• [Exercise inputs]:
◇ ◇ ◇

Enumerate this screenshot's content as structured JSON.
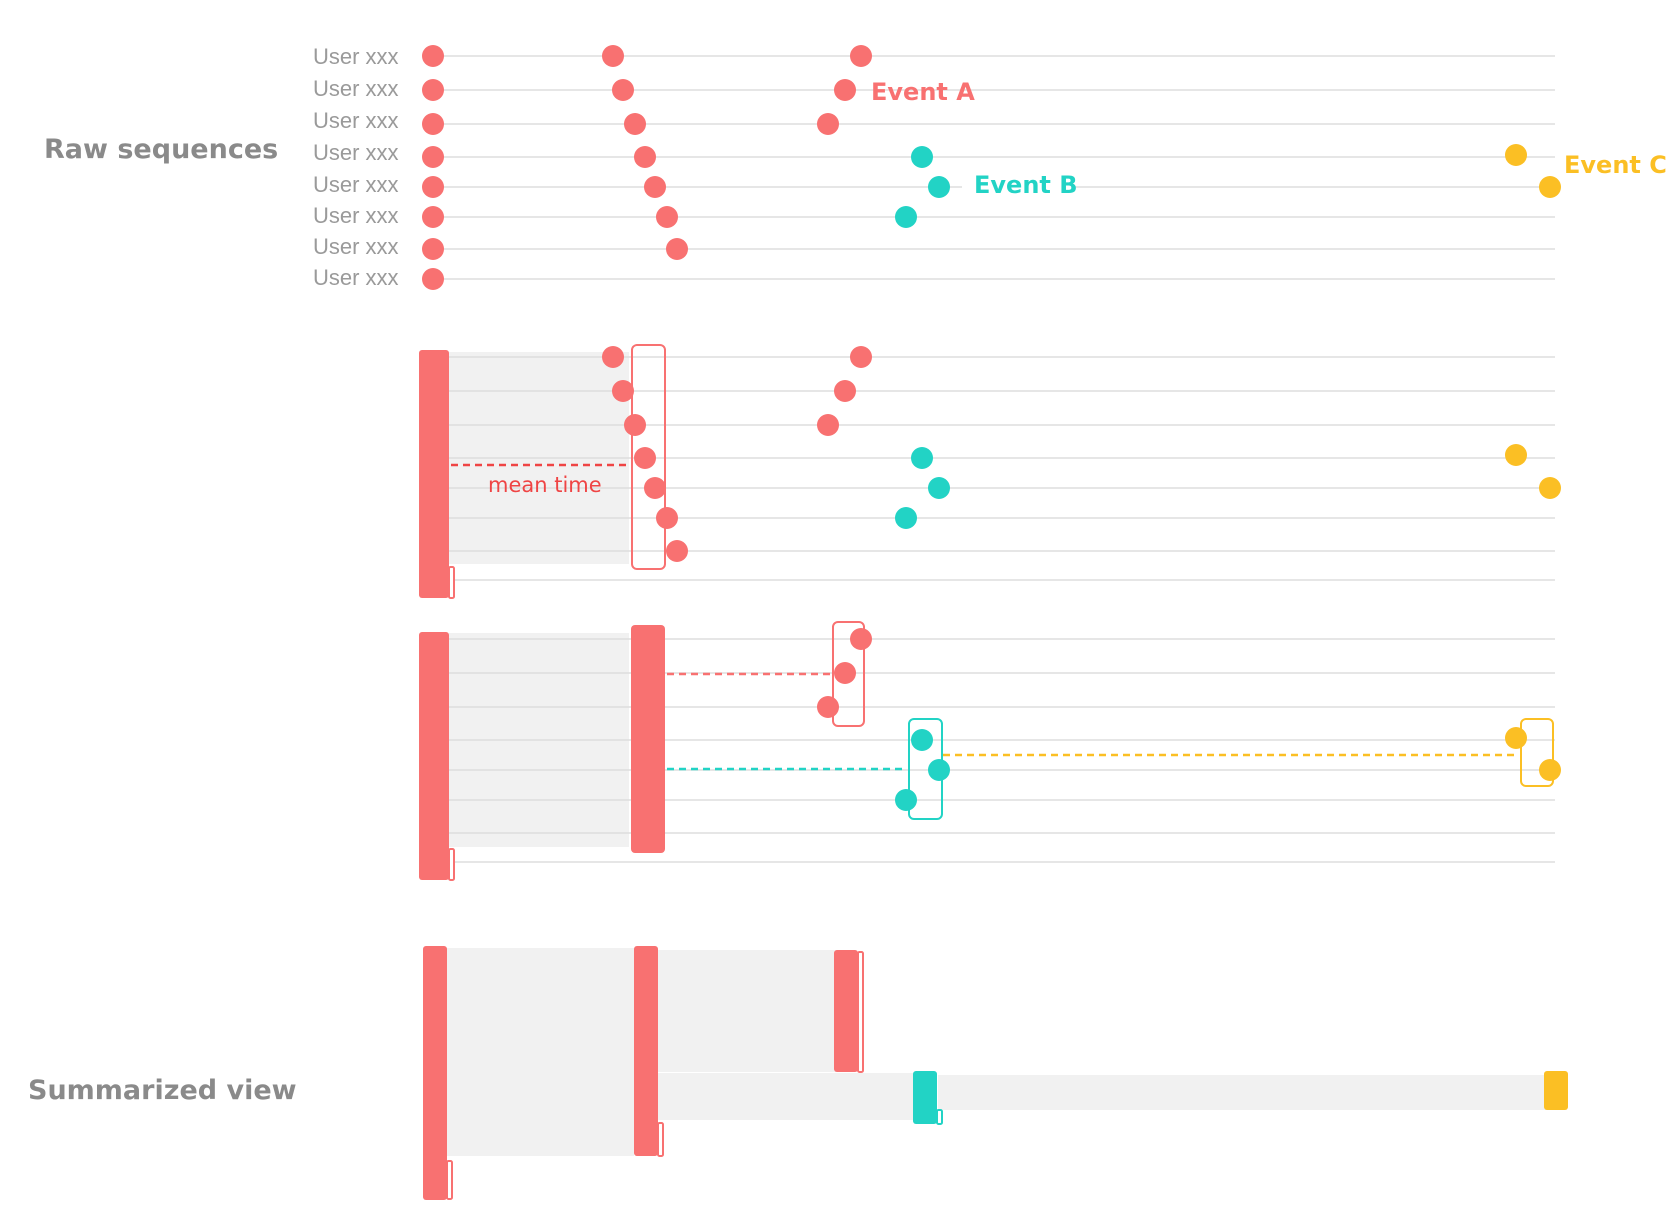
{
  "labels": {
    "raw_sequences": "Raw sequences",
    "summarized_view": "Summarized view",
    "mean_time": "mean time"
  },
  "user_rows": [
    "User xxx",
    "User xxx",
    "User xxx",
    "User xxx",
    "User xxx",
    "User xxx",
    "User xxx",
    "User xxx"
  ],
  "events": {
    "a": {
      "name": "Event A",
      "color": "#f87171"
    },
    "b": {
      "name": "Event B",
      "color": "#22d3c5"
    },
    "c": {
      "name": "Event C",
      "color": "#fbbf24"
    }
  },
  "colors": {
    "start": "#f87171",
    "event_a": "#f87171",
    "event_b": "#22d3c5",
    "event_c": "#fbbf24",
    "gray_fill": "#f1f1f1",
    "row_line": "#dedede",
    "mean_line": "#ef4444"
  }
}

◇ ◇ ◇

• [Task directions]:
From the listing above, pick out each line where the word "name" appears.

• [Solution for this exercise]:
      "name": "Event A",
      "name": "Event B",
      "name": "Event C",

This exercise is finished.